PROBLEM REQUIREMENTS » Identify and pull out each line of the entries in which "Numerical" occurs.

DATA TO USE »
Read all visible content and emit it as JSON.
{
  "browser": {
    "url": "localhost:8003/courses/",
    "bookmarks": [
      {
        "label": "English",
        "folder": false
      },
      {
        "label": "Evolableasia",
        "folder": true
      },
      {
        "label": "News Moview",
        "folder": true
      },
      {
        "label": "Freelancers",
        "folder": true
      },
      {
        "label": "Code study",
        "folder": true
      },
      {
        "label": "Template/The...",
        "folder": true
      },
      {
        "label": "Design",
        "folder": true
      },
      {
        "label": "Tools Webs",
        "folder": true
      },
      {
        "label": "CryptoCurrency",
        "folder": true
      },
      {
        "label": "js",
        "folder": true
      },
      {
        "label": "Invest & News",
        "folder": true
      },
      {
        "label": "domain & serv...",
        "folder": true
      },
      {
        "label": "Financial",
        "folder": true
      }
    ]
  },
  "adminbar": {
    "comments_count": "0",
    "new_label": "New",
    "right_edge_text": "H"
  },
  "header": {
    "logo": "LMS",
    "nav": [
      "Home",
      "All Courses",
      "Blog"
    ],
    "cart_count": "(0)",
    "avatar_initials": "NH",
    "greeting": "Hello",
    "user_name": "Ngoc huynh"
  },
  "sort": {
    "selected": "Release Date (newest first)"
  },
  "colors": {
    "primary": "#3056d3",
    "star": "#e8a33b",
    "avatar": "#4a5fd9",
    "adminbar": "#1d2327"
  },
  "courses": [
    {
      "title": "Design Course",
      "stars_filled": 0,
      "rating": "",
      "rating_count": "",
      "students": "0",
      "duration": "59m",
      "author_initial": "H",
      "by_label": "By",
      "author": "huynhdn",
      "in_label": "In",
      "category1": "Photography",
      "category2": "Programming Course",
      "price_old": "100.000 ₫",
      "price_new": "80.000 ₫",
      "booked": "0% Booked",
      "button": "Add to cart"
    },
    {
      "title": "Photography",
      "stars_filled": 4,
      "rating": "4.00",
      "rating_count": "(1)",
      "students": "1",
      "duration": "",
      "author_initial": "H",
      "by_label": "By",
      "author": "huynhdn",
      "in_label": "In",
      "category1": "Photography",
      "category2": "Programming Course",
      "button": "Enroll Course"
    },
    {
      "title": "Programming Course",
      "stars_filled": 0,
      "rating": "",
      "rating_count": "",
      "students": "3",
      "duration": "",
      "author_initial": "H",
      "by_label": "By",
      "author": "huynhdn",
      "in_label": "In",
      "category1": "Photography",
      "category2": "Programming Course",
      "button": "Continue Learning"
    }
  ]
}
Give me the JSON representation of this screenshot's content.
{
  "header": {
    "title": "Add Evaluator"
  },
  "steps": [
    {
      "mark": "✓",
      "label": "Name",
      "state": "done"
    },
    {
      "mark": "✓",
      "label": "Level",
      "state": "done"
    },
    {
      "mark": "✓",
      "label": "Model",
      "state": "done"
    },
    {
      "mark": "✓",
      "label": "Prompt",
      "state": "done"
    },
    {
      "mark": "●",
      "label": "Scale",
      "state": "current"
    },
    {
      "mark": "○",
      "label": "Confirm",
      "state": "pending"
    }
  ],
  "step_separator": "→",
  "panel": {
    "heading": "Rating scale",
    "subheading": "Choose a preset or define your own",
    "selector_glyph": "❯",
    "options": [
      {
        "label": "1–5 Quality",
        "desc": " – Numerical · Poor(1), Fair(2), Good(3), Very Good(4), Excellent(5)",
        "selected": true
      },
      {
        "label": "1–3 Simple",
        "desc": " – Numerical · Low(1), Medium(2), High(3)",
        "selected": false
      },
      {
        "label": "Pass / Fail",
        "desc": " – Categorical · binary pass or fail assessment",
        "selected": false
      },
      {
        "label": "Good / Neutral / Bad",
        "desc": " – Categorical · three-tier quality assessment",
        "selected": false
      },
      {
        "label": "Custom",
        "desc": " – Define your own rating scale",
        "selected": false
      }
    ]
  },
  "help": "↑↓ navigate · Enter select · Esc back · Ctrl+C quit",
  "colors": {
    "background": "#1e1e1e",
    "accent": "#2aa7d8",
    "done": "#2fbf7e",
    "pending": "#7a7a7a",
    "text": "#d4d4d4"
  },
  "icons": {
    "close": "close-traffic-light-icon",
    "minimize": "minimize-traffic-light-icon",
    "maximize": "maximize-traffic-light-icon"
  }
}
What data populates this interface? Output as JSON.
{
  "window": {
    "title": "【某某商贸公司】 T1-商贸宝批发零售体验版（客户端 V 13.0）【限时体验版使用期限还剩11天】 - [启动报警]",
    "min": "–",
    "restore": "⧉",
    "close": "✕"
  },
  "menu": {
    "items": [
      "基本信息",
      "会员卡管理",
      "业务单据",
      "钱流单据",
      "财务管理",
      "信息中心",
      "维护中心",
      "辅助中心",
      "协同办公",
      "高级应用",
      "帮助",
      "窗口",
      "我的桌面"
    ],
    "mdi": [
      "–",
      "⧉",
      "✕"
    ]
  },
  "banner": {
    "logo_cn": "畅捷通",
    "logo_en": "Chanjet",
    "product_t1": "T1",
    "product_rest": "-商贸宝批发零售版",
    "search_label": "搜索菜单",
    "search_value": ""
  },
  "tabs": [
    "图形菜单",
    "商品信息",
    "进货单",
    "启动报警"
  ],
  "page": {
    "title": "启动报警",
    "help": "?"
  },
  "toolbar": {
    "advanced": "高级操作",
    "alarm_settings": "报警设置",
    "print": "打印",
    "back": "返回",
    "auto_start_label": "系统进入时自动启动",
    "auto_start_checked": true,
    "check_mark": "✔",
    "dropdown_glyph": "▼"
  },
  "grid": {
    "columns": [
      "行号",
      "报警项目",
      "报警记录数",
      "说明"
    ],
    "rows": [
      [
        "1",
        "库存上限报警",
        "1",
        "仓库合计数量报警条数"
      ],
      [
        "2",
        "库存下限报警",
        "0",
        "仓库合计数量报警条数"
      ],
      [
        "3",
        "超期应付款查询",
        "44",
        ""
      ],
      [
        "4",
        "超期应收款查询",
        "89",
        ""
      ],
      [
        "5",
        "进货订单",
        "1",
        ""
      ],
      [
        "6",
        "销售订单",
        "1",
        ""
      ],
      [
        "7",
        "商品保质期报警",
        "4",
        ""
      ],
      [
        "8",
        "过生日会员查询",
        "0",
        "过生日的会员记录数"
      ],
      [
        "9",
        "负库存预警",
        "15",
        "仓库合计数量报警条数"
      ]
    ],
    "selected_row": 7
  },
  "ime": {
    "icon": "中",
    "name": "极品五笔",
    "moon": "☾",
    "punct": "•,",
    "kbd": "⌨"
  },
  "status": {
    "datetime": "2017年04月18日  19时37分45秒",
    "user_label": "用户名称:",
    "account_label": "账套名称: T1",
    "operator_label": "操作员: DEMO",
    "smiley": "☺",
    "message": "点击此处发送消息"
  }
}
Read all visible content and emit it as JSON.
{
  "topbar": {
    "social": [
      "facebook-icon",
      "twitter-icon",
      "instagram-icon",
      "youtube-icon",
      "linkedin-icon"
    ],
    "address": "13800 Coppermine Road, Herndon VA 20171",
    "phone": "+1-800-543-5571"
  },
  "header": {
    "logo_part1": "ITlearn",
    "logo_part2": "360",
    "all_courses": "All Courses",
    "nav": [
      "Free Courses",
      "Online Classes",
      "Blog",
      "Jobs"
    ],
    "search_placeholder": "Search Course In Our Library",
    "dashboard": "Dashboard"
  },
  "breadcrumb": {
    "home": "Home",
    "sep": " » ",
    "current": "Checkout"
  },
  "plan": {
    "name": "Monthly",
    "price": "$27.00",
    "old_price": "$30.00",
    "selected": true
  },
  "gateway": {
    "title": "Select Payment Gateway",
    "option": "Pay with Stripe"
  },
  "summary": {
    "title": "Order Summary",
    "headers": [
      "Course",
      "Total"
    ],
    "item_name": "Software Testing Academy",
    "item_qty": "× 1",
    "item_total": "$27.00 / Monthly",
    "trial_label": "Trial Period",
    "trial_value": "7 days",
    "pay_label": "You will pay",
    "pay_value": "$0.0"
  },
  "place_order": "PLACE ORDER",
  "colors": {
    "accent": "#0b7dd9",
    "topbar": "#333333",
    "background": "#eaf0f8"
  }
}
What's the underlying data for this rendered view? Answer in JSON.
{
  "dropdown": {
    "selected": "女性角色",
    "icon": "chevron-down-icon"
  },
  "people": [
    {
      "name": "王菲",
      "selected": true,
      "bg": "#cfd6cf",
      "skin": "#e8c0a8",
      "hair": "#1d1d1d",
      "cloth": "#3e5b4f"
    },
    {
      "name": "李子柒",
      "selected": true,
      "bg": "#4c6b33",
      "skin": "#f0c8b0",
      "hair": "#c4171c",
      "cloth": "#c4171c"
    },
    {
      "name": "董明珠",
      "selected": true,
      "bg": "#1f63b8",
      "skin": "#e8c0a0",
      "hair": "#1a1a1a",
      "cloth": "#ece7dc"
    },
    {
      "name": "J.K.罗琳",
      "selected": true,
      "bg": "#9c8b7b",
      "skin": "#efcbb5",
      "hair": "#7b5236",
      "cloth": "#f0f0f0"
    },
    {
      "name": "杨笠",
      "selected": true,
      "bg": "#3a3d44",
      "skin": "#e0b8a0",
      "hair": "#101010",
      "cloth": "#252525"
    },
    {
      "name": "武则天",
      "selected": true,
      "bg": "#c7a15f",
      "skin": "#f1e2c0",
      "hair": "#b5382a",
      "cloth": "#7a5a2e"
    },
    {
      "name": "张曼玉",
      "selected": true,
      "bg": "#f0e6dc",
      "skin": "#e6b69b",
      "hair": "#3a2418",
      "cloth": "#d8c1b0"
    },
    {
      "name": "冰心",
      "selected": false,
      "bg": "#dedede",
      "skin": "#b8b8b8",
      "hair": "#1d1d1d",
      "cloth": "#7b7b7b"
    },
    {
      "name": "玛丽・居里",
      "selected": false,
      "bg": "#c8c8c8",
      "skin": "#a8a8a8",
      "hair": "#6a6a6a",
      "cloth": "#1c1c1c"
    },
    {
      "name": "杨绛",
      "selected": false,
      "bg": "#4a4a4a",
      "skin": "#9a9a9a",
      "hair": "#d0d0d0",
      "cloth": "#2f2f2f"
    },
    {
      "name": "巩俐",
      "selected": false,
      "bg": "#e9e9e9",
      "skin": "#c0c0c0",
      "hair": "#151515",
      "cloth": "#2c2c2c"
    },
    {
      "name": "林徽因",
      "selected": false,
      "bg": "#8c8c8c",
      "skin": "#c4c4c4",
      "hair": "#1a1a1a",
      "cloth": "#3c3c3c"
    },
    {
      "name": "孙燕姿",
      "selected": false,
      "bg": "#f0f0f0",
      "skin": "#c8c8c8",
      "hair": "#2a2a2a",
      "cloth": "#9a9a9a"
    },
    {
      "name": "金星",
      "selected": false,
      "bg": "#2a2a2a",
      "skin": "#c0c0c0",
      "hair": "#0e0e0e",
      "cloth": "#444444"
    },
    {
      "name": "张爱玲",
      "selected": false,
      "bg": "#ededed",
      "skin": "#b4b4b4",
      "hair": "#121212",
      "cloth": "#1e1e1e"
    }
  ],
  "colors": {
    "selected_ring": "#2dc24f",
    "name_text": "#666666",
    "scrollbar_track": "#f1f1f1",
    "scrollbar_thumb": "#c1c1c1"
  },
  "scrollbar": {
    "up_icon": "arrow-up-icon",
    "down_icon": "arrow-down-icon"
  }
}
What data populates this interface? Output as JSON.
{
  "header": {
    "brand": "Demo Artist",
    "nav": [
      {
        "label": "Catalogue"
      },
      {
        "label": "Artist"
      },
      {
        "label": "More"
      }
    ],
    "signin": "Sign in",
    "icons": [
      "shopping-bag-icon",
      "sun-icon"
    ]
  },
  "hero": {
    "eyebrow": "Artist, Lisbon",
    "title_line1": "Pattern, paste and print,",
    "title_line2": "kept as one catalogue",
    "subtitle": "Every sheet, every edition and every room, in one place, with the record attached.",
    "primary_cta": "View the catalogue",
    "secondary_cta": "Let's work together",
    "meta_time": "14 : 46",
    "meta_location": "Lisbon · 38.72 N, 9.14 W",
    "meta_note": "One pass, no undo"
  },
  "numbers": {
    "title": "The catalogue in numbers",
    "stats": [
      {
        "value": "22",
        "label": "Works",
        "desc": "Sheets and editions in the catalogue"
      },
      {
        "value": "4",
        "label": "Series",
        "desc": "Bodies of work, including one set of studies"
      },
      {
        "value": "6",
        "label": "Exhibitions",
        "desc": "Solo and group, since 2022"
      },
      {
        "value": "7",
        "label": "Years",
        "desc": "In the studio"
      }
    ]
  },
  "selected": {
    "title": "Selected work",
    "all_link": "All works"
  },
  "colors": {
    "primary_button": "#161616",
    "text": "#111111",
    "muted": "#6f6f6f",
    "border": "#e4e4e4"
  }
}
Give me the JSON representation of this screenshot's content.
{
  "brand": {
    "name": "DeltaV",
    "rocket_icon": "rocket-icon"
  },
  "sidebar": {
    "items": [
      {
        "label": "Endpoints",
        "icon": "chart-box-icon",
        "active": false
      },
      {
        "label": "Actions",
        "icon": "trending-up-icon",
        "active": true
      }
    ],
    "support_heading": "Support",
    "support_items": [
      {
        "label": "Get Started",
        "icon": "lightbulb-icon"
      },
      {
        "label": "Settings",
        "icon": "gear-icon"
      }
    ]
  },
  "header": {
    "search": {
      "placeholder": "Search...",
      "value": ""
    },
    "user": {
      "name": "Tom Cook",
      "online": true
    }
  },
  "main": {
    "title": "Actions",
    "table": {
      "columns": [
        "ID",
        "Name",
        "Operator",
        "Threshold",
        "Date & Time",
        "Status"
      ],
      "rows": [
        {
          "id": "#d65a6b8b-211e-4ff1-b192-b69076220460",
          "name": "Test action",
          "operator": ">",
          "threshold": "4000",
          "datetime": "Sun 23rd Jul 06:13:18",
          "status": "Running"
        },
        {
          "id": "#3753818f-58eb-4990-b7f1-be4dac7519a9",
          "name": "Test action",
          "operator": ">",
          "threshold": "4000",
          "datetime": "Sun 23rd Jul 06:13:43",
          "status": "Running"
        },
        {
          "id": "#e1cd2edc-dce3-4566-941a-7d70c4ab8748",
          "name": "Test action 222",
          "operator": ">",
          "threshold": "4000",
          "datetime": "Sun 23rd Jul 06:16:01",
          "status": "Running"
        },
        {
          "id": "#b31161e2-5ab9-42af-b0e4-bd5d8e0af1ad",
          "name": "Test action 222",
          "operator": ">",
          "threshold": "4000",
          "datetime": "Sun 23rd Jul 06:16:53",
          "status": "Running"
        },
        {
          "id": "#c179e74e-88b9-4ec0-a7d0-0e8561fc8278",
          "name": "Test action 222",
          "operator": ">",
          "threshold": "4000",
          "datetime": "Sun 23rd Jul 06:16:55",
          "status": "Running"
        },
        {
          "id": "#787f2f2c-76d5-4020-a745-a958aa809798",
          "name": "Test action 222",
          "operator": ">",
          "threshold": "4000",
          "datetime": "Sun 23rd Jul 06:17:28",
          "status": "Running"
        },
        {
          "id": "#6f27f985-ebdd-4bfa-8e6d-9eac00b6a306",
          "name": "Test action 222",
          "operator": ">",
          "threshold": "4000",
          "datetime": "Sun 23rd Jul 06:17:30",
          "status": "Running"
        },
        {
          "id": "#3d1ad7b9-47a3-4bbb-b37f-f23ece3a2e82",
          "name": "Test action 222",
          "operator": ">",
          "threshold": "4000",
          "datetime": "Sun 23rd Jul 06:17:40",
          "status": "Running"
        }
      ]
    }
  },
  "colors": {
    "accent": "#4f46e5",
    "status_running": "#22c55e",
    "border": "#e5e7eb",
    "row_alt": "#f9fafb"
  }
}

WORKED SOLUTION »
        "desc": " – Numerical · Poor(1), Fair(2), Good(3), Very Good(4), Excellent(5)",
        "desc": " – Numerical · Low(1), Medium(2), High(3)",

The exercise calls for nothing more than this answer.